### EXERCISE GOAL
Every record below should be transcribed exactly. Omit the images.

---- GIVEN DATA

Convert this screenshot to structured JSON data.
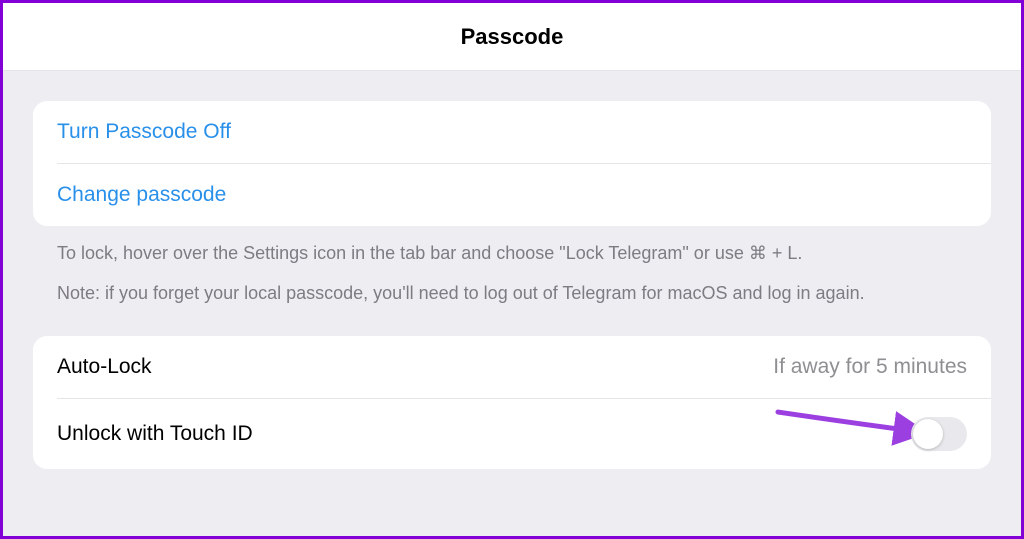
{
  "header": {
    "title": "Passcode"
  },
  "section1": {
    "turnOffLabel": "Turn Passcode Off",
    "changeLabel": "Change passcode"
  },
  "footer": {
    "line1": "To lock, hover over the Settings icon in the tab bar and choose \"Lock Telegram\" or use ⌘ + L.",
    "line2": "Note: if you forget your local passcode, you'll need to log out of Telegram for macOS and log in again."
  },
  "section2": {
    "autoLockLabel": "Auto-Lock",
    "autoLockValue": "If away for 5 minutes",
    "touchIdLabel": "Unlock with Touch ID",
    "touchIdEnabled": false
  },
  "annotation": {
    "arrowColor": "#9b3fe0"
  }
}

--------

### TASK SOLUTION
Convert this screenshot to structured JSON data.
{
  "header": {
    "title": "Passcode"
  },
  "section1": {
    "turnOffLabel": "Turn Passcode Off",
    "changeLabel": "Change passcode"
  },
  "footer": {
    "line1": "To lock, hover over the Settings icon in the tab bar and choose \"Lock Telegram\" or use ⌘ + L.",
    "line2": "Note: if you forget your local passcode, you'll need to log out of Telegram for macOS and log in again."
  },
  "section2": {
    "autoLockLabel": "Auto-Lock",
    "autoLockValue": "If away for 5 minutes",
    "touchIdLabel": "Unlock with Touch ID",
    "touchIdEnabled": false
  },
  "annotation": {
    "arrowColor": "#9b3fe0"
  }
}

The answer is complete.